TEXT SECTION Start Marker
Chinese industry has been following the path of technological innovation and opening-up for decades and will undergo even deeper and wider upgrades in the years to come, experts said.
The nation is now spearheading efforts to marry artificial intelligence with 5G for industrial applications, thus injecting new vitality into its sprawling real economy, they said.
Miao Wei, minister of industry and information technology, the country's top industry regulator, said that 70 years ago China could only make basics like tables, teacups and flour. It could not make cars, airplanes, tanks or even tractors.
But now China has emerged as the only country in the world that ticks all the industrial category boxes under the United Nations' International Standard Industrial Classification. Boasting 41 industrial divisions, 207 groups and 666 classes of products and services, it has built up a modern industrial system and evolved into a global manufacturing juggernaut.
Currently, in each passing minute, China produces about 1,770 tons of crude steel, mines 7,000 tons of raw coal and ships more than 50 cars, 160 refrigerators, 460 air conditioners and 590 computers out of its countless factories.
TEXT SECTION End Marker
SOURCE MATERIAL Start Marker
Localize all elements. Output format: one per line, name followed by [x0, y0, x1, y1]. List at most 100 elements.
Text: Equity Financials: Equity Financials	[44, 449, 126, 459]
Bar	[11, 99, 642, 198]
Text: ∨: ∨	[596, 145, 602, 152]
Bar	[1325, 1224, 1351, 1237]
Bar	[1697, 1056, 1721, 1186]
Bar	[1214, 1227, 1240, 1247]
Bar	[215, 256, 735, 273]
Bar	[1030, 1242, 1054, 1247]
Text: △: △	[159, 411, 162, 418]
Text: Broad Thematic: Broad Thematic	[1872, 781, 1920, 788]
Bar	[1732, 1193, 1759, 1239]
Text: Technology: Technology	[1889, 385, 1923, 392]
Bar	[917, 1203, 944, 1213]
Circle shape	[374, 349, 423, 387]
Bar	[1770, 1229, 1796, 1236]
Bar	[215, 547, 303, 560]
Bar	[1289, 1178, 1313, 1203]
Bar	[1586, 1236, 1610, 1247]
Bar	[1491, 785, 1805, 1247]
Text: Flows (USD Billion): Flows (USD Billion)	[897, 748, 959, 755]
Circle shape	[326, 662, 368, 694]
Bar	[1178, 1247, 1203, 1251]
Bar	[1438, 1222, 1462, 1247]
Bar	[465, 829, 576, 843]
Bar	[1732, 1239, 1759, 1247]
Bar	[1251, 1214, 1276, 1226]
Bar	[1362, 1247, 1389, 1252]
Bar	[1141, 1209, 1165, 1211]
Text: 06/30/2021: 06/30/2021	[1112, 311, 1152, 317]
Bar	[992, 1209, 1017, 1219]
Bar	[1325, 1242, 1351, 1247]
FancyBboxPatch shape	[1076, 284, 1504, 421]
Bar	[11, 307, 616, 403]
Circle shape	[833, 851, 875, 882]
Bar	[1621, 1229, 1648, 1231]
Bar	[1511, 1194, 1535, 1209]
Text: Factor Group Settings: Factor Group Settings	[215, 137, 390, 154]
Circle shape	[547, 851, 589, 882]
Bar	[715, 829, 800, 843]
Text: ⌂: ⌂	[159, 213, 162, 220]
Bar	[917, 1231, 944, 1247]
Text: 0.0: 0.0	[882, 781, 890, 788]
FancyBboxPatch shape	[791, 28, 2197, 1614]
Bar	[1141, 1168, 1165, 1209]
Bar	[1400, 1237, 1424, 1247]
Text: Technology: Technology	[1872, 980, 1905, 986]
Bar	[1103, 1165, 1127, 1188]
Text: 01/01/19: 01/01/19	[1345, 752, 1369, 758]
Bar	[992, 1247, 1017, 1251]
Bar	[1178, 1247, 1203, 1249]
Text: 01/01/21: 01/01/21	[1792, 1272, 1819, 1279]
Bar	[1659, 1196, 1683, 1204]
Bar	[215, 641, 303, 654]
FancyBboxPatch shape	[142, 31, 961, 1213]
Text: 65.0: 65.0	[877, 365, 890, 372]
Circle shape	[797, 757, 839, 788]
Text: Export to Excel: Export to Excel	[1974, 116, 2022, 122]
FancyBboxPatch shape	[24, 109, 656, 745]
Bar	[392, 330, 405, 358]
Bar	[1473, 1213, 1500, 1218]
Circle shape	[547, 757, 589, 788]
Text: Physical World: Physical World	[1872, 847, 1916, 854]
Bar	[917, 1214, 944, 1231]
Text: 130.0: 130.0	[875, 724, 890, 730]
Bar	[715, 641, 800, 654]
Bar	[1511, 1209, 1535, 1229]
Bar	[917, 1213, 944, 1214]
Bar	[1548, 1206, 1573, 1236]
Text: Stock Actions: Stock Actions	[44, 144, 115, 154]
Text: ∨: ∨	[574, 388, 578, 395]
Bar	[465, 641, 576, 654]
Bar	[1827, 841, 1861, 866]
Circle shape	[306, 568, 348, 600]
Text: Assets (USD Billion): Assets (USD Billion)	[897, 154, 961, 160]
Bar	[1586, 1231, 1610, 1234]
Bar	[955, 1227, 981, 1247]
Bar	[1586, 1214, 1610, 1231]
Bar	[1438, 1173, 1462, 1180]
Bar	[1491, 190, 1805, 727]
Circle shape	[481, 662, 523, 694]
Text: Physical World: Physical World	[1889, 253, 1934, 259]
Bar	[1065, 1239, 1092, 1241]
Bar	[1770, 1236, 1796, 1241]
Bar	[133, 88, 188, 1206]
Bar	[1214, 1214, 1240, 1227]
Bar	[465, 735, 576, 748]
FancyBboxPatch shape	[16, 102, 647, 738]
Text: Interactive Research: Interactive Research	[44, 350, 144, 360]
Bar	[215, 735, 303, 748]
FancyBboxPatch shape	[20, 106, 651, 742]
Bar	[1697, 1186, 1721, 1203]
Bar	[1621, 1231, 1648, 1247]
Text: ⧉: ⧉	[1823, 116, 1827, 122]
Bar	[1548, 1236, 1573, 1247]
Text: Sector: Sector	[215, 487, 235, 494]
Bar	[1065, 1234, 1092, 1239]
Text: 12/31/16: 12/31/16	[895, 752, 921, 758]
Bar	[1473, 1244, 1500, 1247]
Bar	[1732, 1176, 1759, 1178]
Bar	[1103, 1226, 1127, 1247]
SOURCE MATERIAL End Marker
PARTS OF THE EXERCISE:
(a) Write out the passage on Chinese industry word for word, from "The nation is" up to and including "or even tractors.".
(b) Answer these from the passage on Chinese industry:
(i) How many industrial divisions does China have?
(ii) According to Miao Wei, which basics could China make 70 years ago?
(iii) How much crude steel does China produce each minute?

YOUR WRITTEN ANSWERS:
(a)
The nation is now spearheading efforts to marry artificial intelligence with 5G for industrial applications, thus injecting new vitality into its sprawling real economy, they said.
Miao Wei, minister of industry and information technology, the country's top industry regulator, said that 70 years ago China could only make basics like tables, teacups and flour. It could not make cars, airplanes, tanks or even tractors.

(b)
(i) 41
(ii) Tables, teacups and flour
(iii) About 1,770 tons